Recorded data
◆ ◆ ◆ ◆ ◆
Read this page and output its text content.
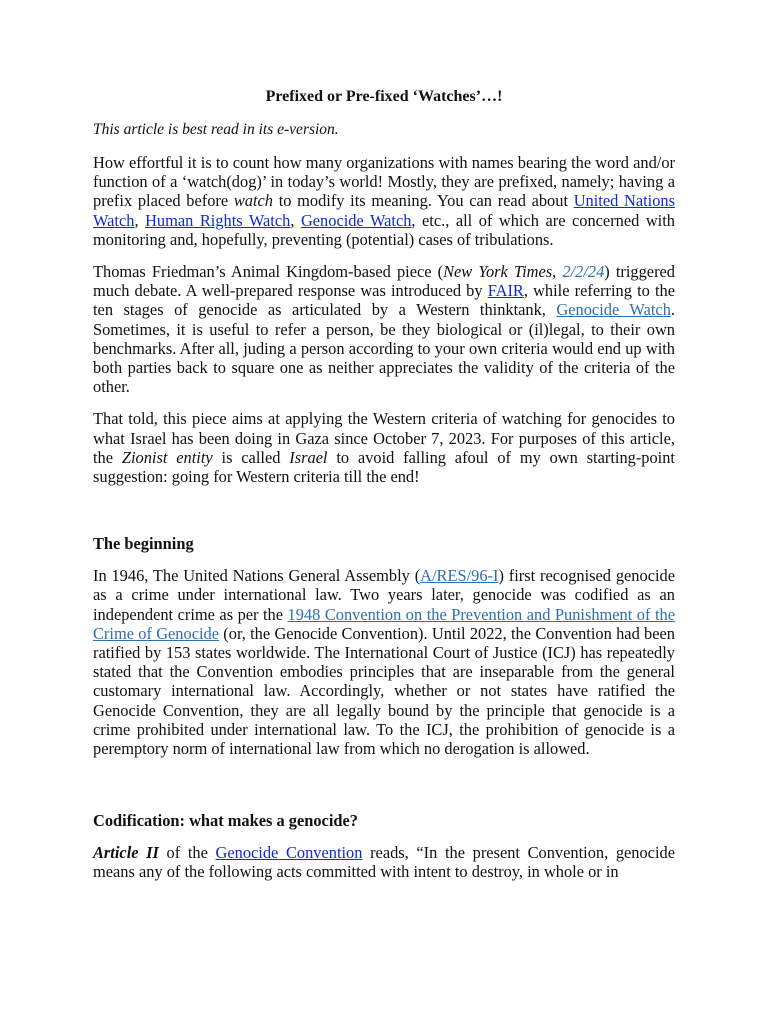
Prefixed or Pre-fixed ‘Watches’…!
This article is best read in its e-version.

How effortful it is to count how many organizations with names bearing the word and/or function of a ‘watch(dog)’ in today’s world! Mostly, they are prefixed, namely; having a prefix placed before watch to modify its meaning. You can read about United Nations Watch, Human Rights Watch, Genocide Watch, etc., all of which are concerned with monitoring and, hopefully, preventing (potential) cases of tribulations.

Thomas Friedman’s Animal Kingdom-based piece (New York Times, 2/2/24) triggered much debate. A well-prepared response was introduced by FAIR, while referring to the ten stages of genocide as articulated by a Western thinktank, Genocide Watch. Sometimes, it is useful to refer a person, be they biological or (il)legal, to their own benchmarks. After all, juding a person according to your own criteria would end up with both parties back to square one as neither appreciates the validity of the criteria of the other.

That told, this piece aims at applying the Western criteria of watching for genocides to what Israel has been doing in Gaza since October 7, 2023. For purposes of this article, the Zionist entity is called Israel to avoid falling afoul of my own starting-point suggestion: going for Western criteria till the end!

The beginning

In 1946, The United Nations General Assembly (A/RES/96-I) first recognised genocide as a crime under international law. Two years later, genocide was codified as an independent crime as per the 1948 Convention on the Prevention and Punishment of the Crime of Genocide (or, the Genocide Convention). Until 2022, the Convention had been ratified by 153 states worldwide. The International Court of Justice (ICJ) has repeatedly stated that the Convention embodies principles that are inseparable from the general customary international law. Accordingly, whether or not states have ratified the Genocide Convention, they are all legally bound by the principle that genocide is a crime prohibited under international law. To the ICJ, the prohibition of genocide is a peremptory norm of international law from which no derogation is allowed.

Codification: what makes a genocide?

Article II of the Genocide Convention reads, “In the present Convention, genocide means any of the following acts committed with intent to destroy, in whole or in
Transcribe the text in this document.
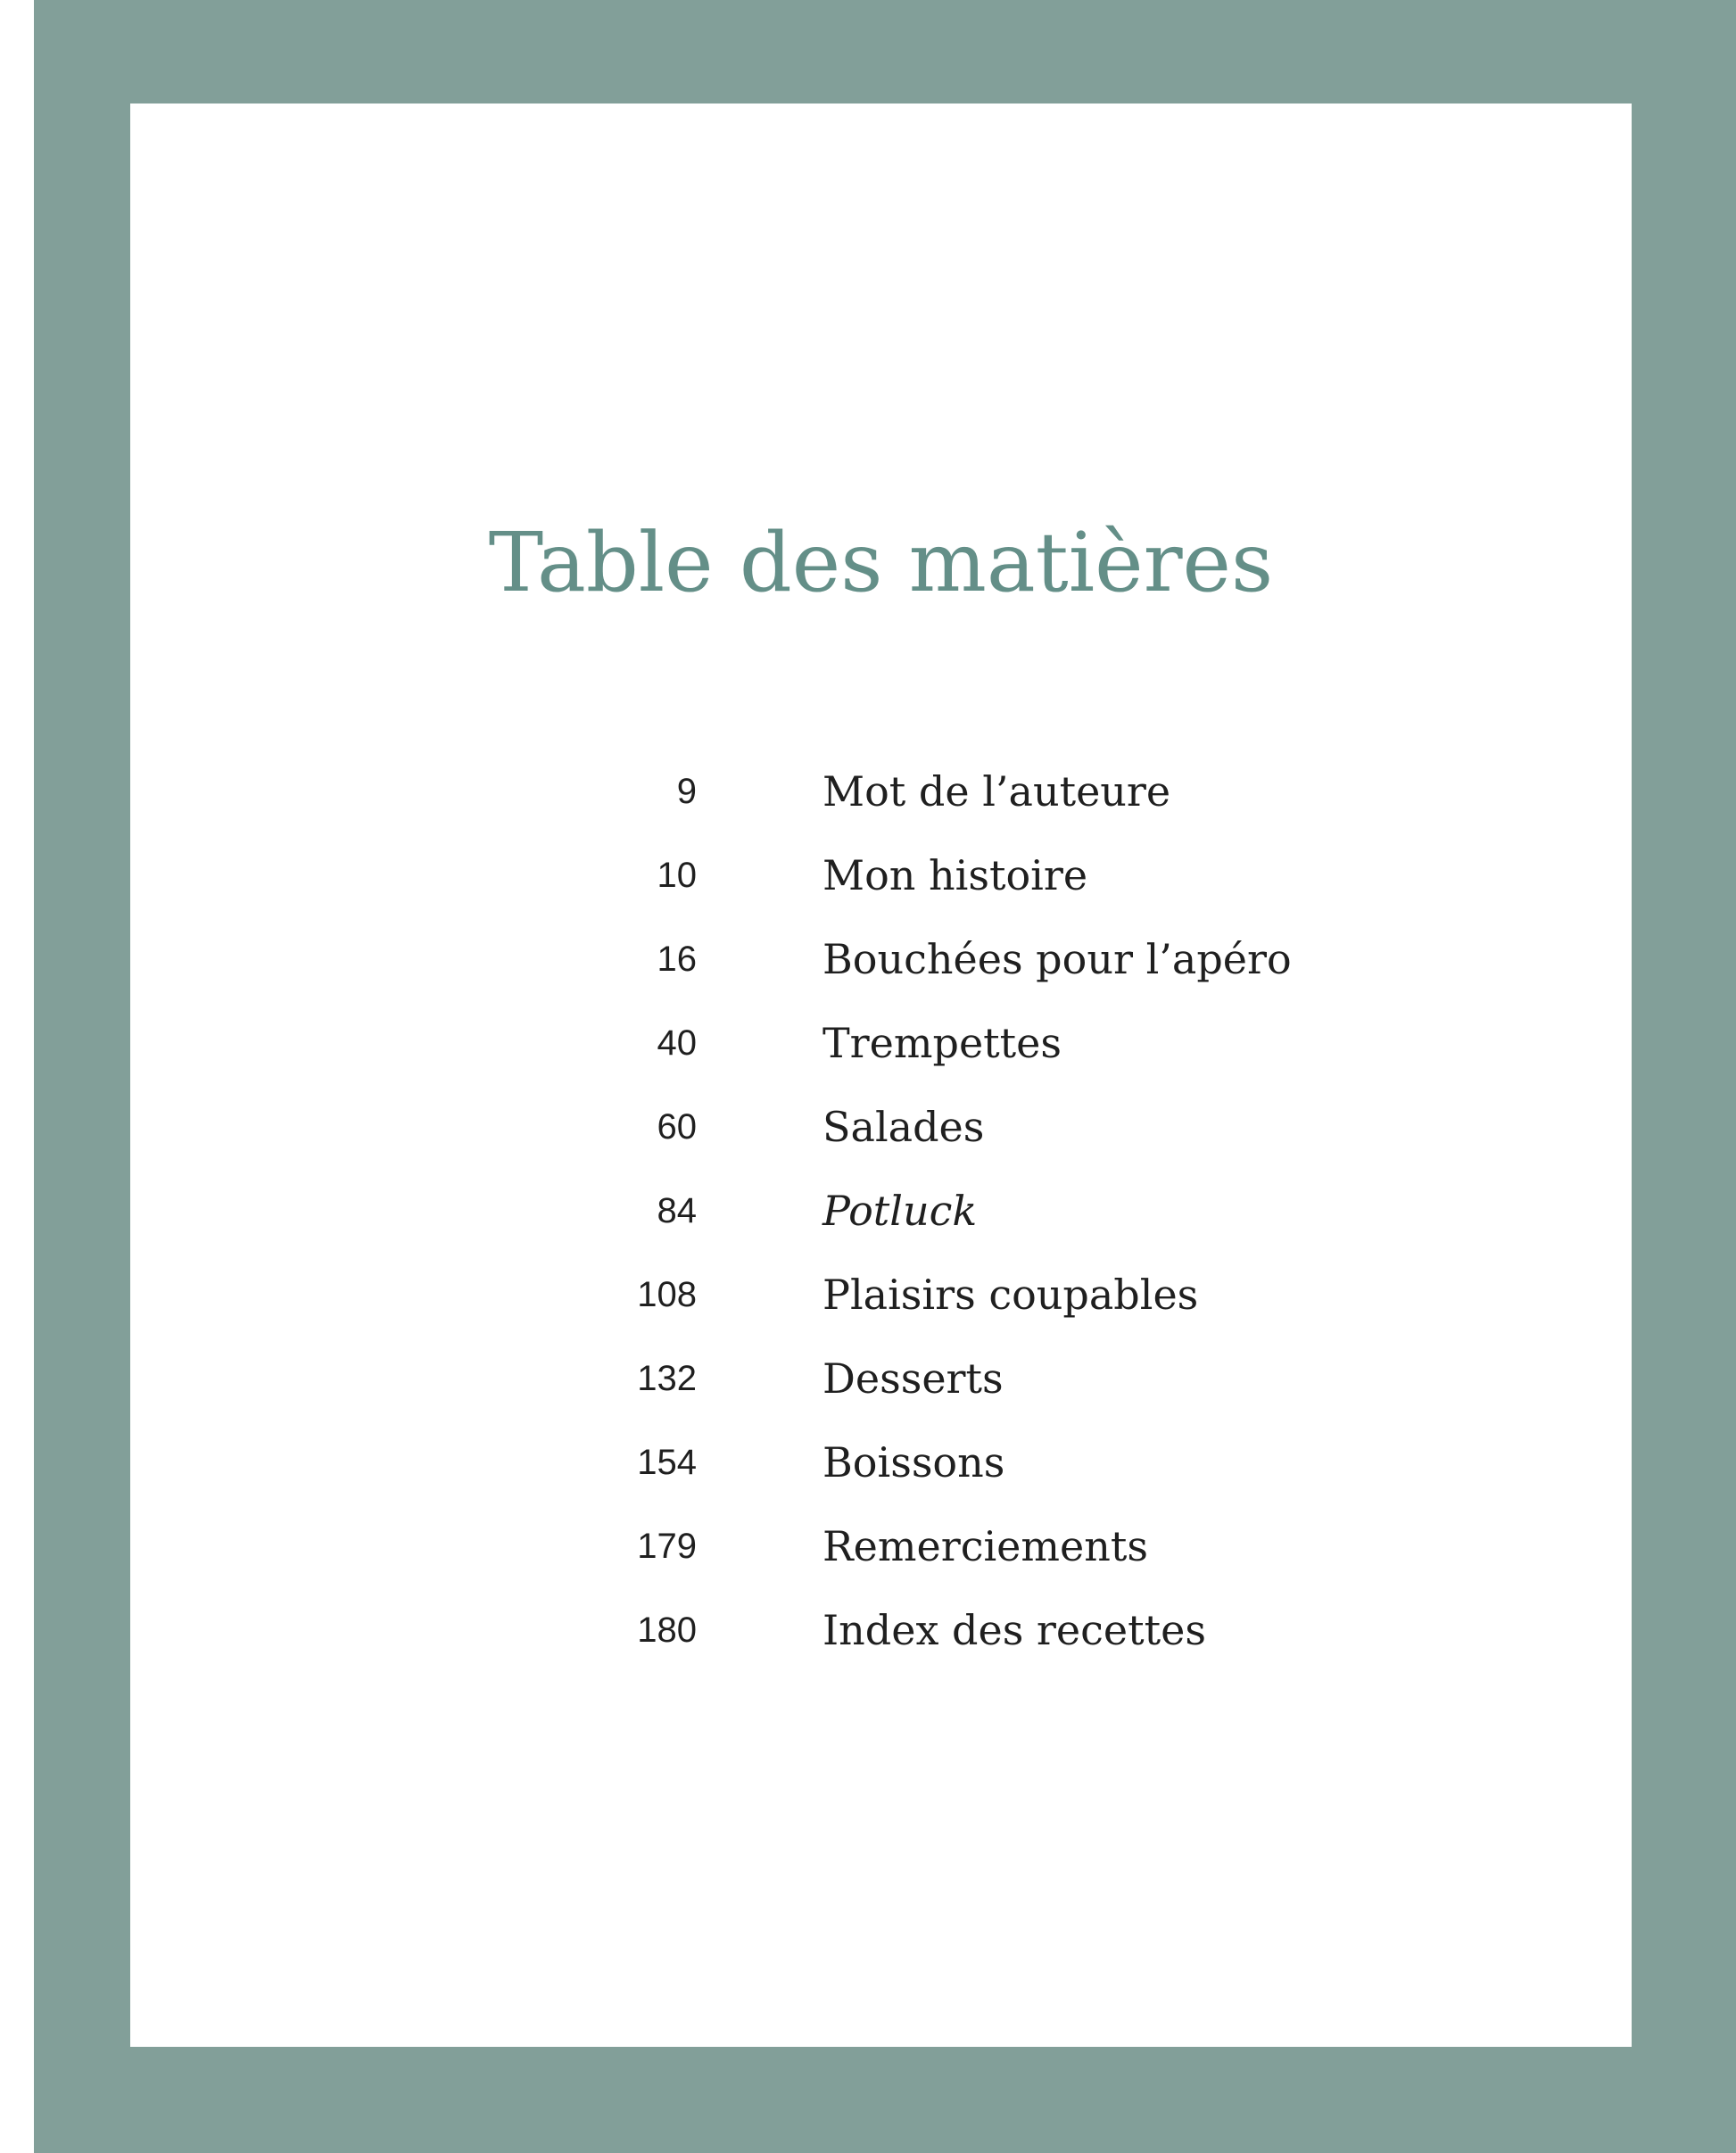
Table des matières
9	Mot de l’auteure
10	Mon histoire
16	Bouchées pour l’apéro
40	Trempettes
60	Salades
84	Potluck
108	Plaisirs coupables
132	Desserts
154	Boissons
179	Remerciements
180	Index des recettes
◆ ◆ ◆ ◆ ◆
◆ Directive ◆
Locate each line with the word "been" and copy it.

◆ Solution to the problem ◆
That told, this piece aims at applying the Western criteria of watching for genocides to what Israel has been doing in Gaza since October 7, 2023. For purposes of this article, the Zionist entity is called Israel to avoid falling afoul of my own starting-point suggestion: going for Western criteria till the end!
In 1946, The United Nations General Assembly (A/RES/96-I) first recognised genocide as a crime under international law. Two years later, genocide was codified as an independent crime as per the 1948 Convention on the Prevention and Punishment of the Crime of Genocide (or, the Genocide Convention). Until 2022, the Convention had been ratified by 153 states worldwide. The International Court of Justice (ICJ) has repeatedly stated that the Convention embodies principles that are inseparable from the general customary international law. Accordingly, whether or not states have ratified the Genocide Convention, they are all legally bound by the principle that genocide is a crime prohibited under international law. To the ICJ, the prohibition of genocide is a peremptory norm of international law from which no derogation is allowed.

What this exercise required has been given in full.